--- START Given data ---

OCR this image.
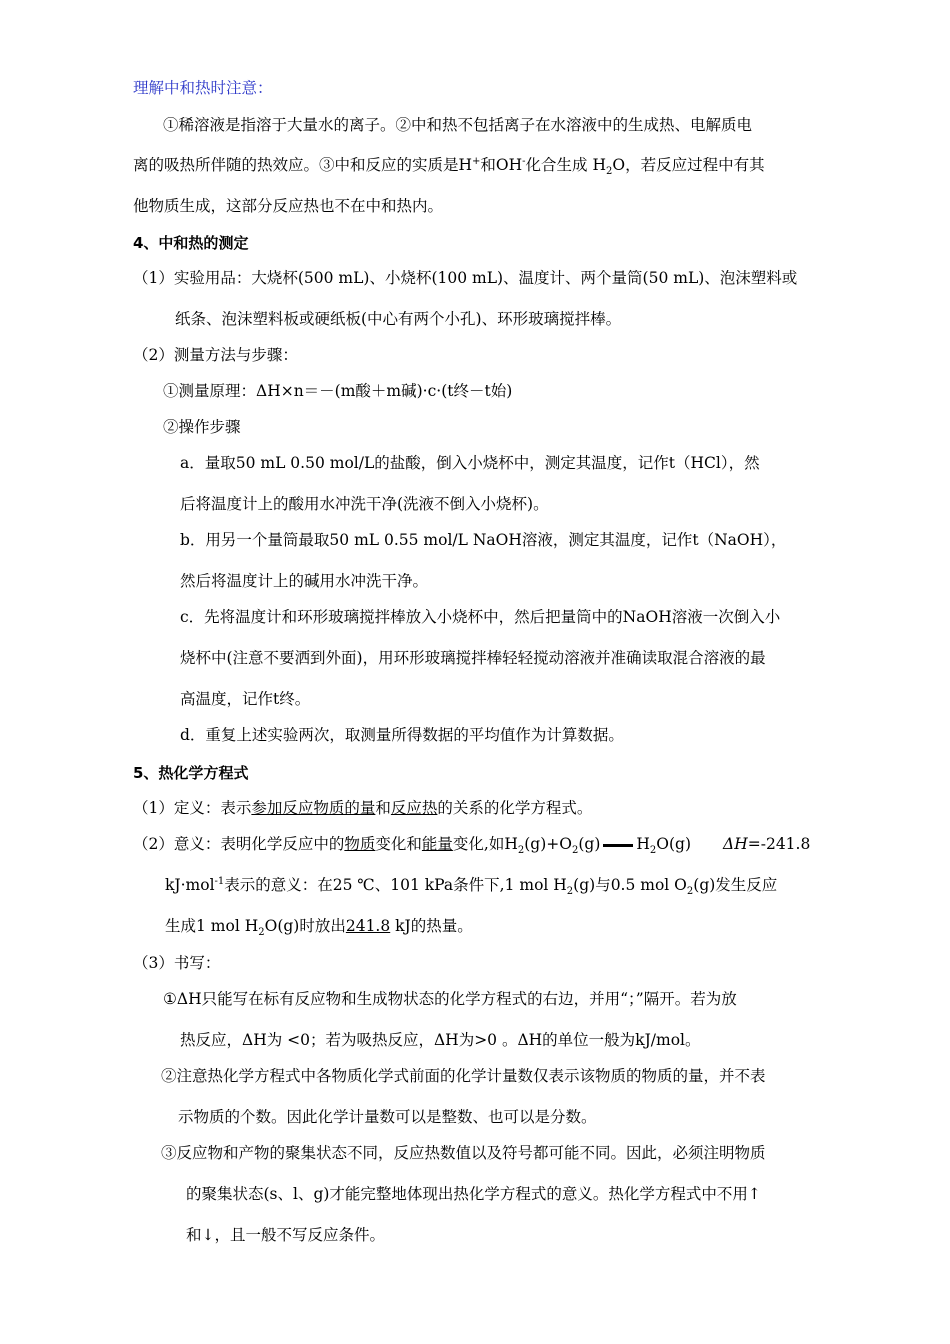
理解中和热时注意：
①稀溶液是指溶于大量水的离子。②中和热不包括离子在水溶液中的生成热、电解质电
离的吸热所伴随的热效应。③中和反应的实质是H+和OH-化合生成 $H_2O$，若反应过程中有其
他物质生成，这部分反应热也不在中和热内。
4、中和热的测定
（1）实验用品：大烧杯(500 mL)、小烧杯(100 mL)、温度计、两个量筒(50 mL)、泡沫塑料或
纸条、泡沫塑料板或硬纸板(中心有两个小孔)、环形玻璃搅拌棒。
（2）测量方法与步骤：
①测量原理：ΔH×n＝－(m酸＋m碱)·c·(t终－t始)
②操作步骤
a．量取50 mL 0.50 mol/L的盐酸，倒入小烧杯中，测定其温度，记作t（HCl），然
后将温度计上的酸用水冲洗干净(洗液不倒入小烧杯)。
b．用另一个量筒最取50 mL 0.55 mol/L NaOH溶液，测定其温度，记作t（NaOH），
然后将温度计上的碱用水冲洗干净。
c．先将温度计和环形玻璃搅拌棒放入小烧杯中，然后把量筒中的NaOH溶液一次倒入小
烧杯中(注意不要洒到外面)，用环形玻璃搅拌棒轻轻搅动溶液并准确读取混合溶液的最
高温度，记作t终。
d．重复上述实验两次，取测量所得数据的平均值作为计算数据。
5、热化学方程式
（1）定义：表示参加反应物质的量和反应热的关系的化学方程式。
（2）意义：表明化学反应中的物质变化和能量变化,如$H_2(g)+O_2(g)$ $H_2O(g)$ ΔH=-241.8
kJ·mol$^{-1}$表示的意义：在25 ℃、101 kPa条件下,1 mol $H_2(g)$与0.5 mol $O_2(g)$发生反应
生成1 mol $H_2O(g)$时放出241.8 kJ的热量。
（3）书写：
①ΔH只能写在标有反应物和生成物状态的化学方程式的右边，并用“；”隔开。若为放
热反应，ΔH为 <0；若为吸热反应，ΔH为>0 。ΔH的单位一般为kJ/mol。
②注意热化学方程式中各物质化学式前面的化学计量数仅表示该物质的物质的量，并不表
示物质的个数。因此化学计量数可以是整数、也可以是分数。
③反应物和产物的聚集状态不同，反应热数值以及符号都可能不同。因此，必须注明物质
的聚集状态(s、l、g)才能完整地体现出热化学方程式的意义。热化学方程式中不用↑
和↓，且一般不写反应条件。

--- END Given data ---

Brief -> Tally how many lines of the records hold the word "测定其温度". Answer with the number only.

The completed task -> 2